Return the data exactly, without pictures.

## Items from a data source
::::::::::

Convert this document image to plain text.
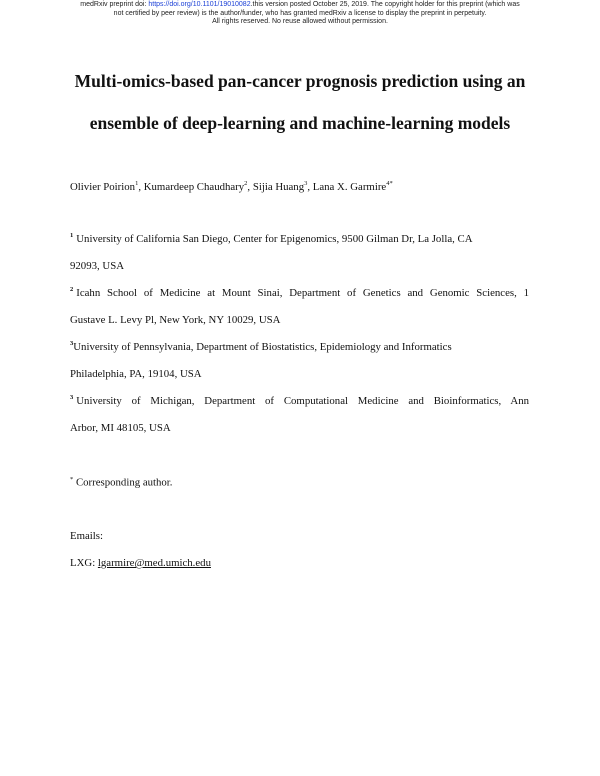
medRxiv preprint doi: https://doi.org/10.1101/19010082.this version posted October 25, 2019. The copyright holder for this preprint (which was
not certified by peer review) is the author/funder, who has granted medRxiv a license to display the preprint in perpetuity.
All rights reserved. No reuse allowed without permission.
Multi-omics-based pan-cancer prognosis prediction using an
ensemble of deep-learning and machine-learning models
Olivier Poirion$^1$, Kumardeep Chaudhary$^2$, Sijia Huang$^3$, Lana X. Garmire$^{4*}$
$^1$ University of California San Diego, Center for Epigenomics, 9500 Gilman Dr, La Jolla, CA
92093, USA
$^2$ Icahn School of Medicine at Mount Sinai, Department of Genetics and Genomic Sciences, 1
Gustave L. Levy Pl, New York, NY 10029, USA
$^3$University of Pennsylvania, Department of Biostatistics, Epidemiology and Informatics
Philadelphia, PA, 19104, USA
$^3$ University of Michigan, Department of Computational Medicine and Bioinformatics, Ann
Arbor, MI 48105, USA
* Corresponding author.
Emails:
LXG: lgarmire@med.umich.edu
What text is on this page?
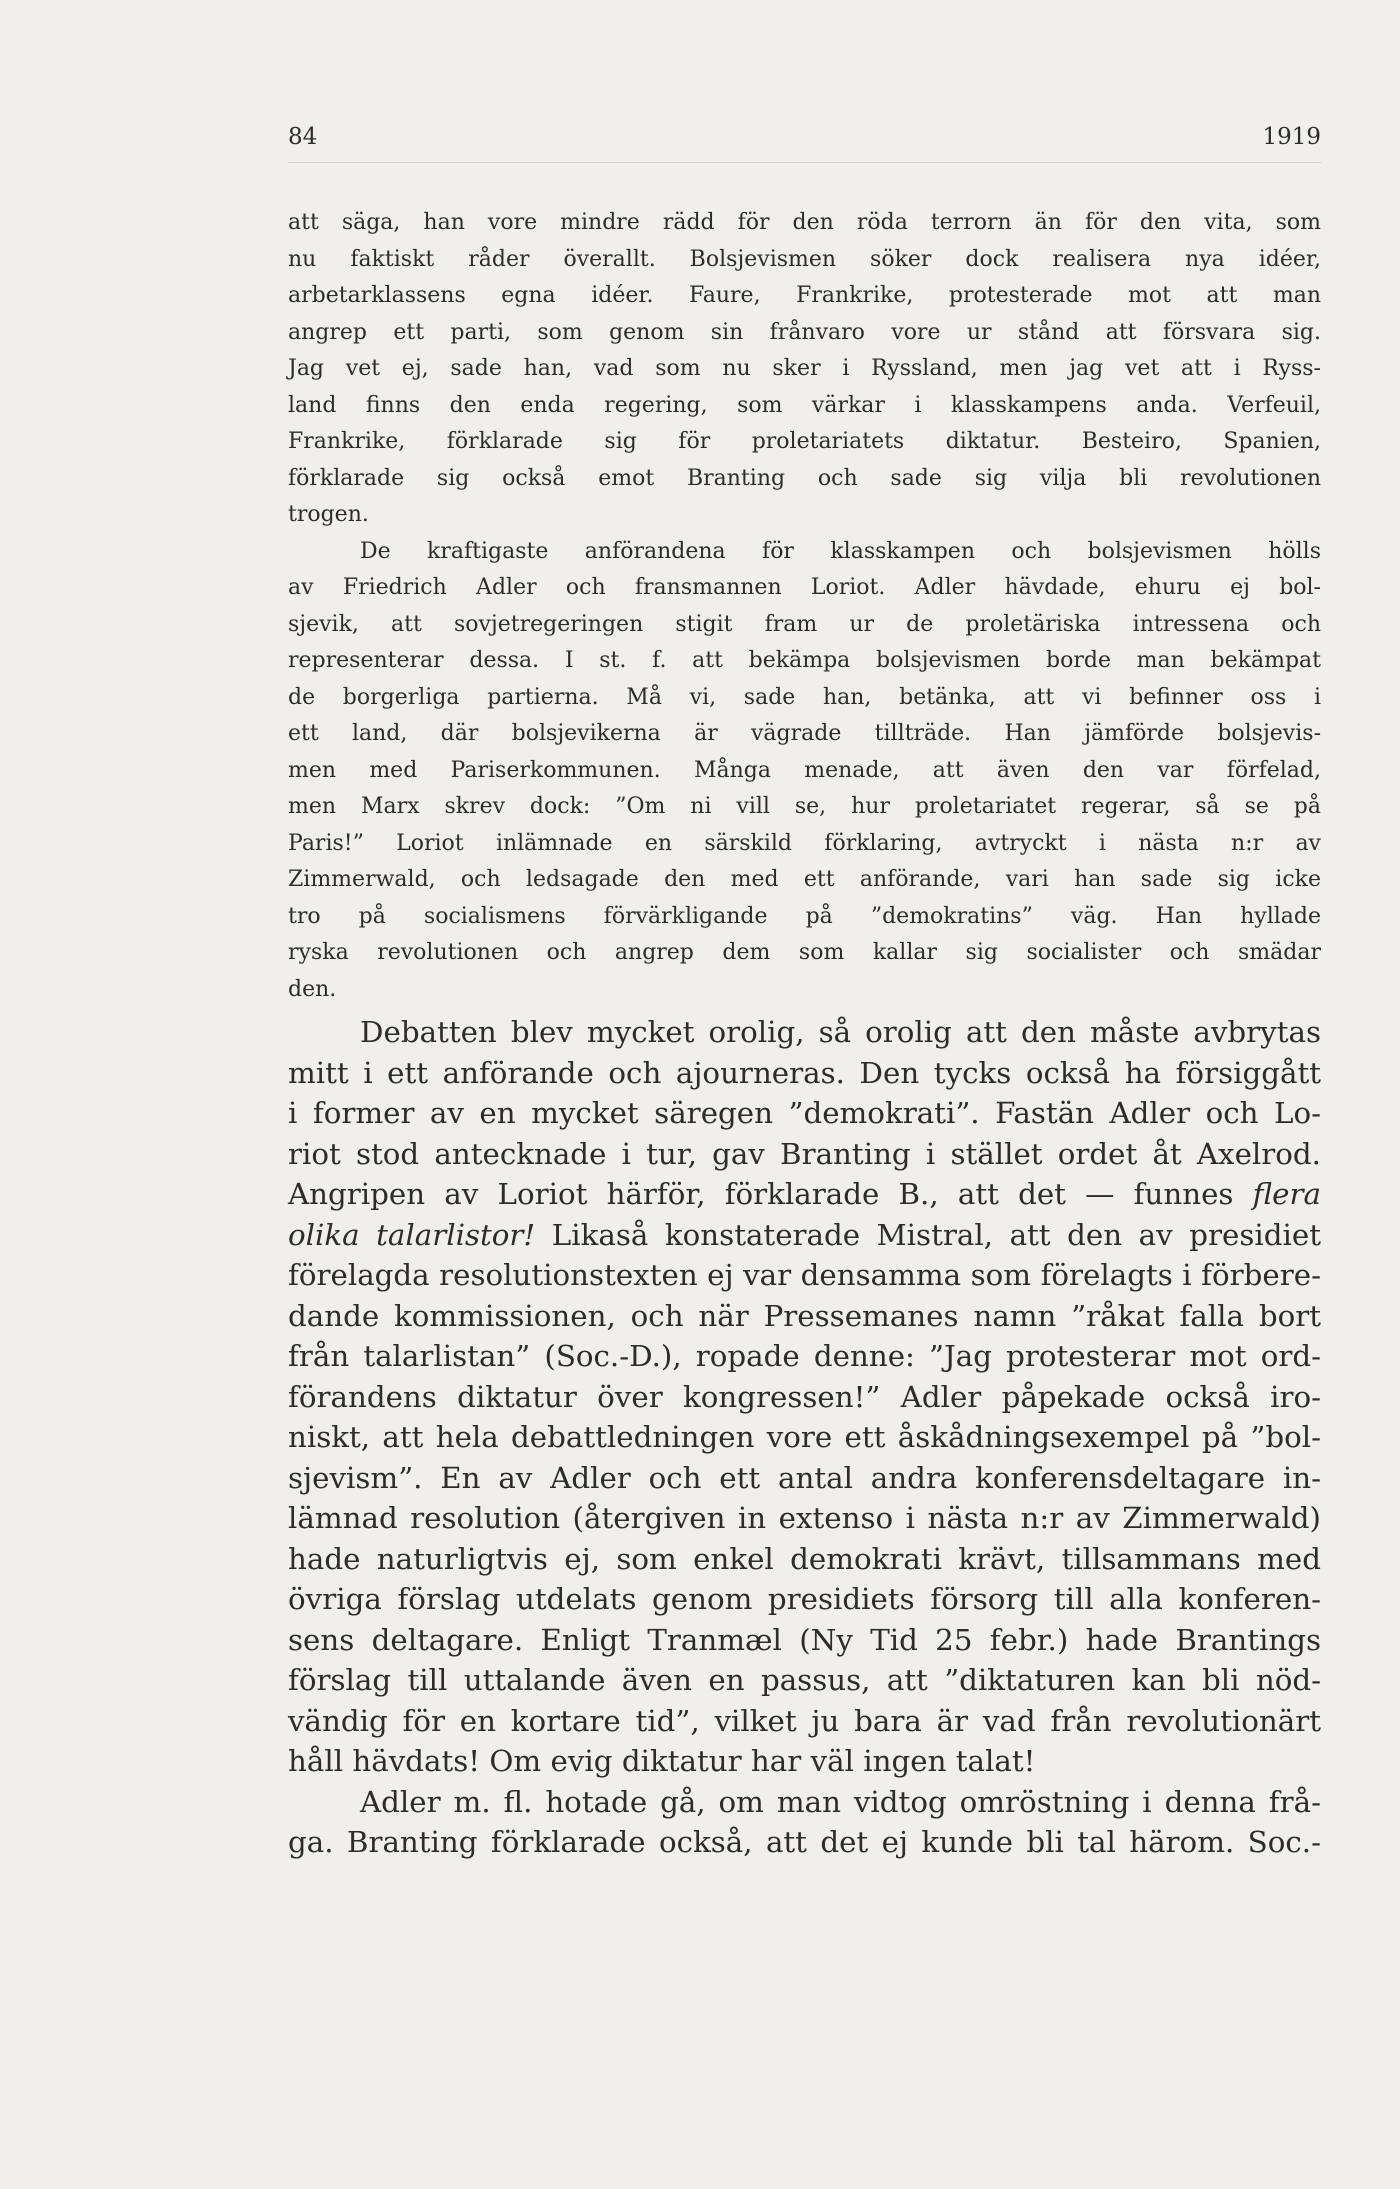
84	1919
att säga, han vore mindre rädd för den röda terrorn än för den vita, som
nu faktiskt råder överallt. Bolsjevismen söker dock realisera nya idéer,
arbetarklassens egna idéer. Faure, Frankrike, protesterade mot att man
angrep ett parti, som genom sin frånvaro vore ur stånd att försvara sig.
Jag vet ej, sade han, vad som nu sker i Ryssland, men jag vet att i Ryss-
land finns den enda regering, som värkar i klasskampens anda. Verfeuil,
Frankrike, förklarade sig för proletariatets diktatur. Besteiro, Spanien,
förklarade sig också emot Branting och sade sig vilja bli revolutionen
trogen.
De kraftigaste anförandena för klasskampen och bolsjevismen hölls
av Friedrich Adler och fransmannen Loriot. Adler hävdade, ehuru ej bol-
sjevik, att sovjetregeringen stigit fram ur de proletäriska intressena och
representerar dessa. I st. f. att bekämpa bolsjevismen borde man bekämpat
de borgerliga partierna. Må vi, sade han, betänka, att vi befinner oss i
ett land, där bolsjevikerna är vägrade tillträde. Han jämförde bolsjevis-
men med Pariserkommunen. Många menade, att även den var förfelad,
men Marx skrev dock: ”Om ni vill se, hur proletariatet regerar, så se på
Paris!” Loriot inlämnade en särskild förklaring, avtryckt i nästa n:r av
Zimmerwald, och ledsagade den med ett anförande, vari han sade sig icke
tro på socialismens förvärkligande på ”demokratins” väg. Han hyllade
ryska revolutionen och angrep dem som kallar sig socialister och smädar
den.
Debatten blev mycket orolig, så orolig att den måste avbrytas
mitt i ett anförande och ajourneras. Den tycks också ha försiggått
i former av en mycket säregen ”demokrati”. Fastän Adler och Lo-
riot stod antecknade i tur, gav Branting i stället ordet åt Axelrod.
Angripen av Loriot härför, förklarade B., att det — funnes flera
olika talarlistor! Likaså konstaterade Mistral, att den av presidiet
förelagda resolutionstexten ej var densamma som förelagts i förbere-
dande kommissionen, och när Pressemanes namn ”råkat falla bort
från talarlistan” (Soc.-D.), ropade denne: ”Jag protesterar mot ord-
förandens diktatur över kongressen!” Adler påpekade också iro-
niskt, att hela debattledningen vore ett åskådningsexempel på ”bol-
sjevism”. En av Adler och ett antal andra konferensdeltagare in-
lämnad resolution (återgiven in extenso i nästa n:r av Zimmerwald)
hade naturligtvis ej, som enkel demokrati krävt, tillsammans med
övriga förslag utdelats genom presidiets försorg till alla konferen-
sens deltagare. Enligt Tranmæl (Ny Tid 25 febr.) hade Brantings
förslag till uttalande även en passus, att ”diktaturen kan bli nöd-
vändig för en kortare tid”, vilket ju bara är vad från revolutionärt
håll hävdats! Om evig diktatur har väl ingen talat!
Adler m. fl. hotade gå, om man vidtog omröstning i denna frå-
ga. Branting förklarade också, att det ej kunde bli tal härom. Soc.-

::::::::::

## Solution for this exercise
Convert this document image to plain text.
medRxiv preprint doi: https://doi.org/10.1101/19010082.this version posted October 25, 2019. The copyright holder for this preprint (which was
not certified by peer review) is the author/funder, who has granted medRxiv a license to display the preprint in perpetuity.
All rights reserved. No reuse allowed without permission.
Multi-omics-based pan-cancer prognosis prediction using an
ensemble of deep-learning and machine-learning models
Olivier Poirion$^1$, Kumardeep Chaudhary$^2$, Sijia Huang$^3$, Lana X. Garmire$^{4*}$
$^1$ University of California San Diego, Center for Epigenomics, 9500 Gilman Dr, La Jolla, CA
92093, USA
$^2$ Icahn School of Medicine at Mount Sinai, Department of Genetics and Genomic Sciences, 1
Gustave L. Levy Pl, New York, NY 10029, USA
$^3$University of Pennsylvania, Department of Biostatistics, Epidemiology and Informatics
Philadelphia, PA, 19104, USA
$^3$ University of Michigan, Department of Computational Medicine and Bioinformatics, Ann
Arbor, MI 48105, USA
* Corresponding author.
Emails:
LXG: lgarmire@med.umich.edu
What text is on this page?
84	1919
att säga, han vore mindre rädd för den röda terrorn än för den vita, som
nu faktiskt råder överallt. Bolsjevismen söker dock realisera nya idéer,
arbetarklassens egna idéer. Faure, Frankrike, protesterade mot att man
angrep ett parti, som genom sin frånvaro vore ur stånd att försvara sig.
Jag vet ej, sade han, vad som nu sker i Ryssland, men jag vet att i Ryss-
land finns den enda regering, som värkar i klasskampens anda. Verfeuil,
Frankrike, förklarade sig för proletariatets diktatur. Besteiro, Spanien,
förklarade sig också emot Branting och sade sig vilja bli revolutionen
trogen.
De kraftigaste anförandena för klasskampen och bolsjevismen hölls
av Friedrich Adler och fransmannen Loriot. Adler hävdade, ehuru ej bol-
sjevik, att sovjetregeringen stigit fram ur de proletäriska intressena och
representerar dessa. I st. f. att bekämpa bolsjevismen borde man bekämpat
de borgerliga partierna. Må vi, sade han, betänka, att vi befinner oss i
ett land, där bolsjevikerna är vägrade tillträde. Han jämförde bolsjevis-
men med Pariserkommunen. Många menade, att även den var förfelad,
men Marx skrev dock: ”Om ni vill se, hur proletariatet regerar, så se på
Paris!” Loriot inlämnade en särskild förklaring, avtryckt i nästa n:r av
Zimmerwald, och ledsagade den med ett anförande, vari han sade sig icke
tro på socialismens förvärkligande på ”demokratins” väg. Han hyllade
ryska revolutionen och angrep dem som kallar sig socialister och smädar
den.
Debatten blev mycket orolig, så orolig att den måste avbrytas
mitt i ett anförande och ajourneras. Den tycks också ha försiggått
i former av en mycket säregen ”demokrati”. Fastän Adler och Lo-
riot stod antecknade i tur, gav Branting i stället ordet åt Axelrod.
Angripen av Loriot härför, förklarade B., att det — funnes flera
olika talarlistor! Likaså konstaterade Mistral, att den av presidiet
förelagda resolutionstexten ej var densamma som förelagts i förbere-
dande kommissionen, och när Pressemanes namn ”råkat falla bort
från talarlistan” (Soc.-D.), ropade denne: ”Jag protesterar mot ord-
förandens diktatur över kongressen!” Adler påpekade också iro-
niskt, att hela debattledningen vore ett åskådningsexempel på ”bol-
sjevism”. En av Adler och ett antal andra konferensdeltagare in-
lämnad resolution (återgiven in extenso i nästa n:r av Zimmerwald)
hade naturligtvis ej, som enkel demokrati krävt, tillsammans med
övriga förslag utdelats genom presidiets försorg till alla konferen-
sens deltagare. Enligt Tranmæl (Ny Tid 25 febr.) hade Brantings
förslag till uttalande även en passus, att ”diktaturen kan bli nöd-
vändig för en kortare tid”, vilket ju bara är vad från revolutionärt
håll hävdats! Om evig diktatur har väl ingen talat!
Adler m. fl. hotade gå, om man vidtog omröstning i denna frå-
ga. Branting förklarade också, att det ej kunde bli tal härom. Soc.-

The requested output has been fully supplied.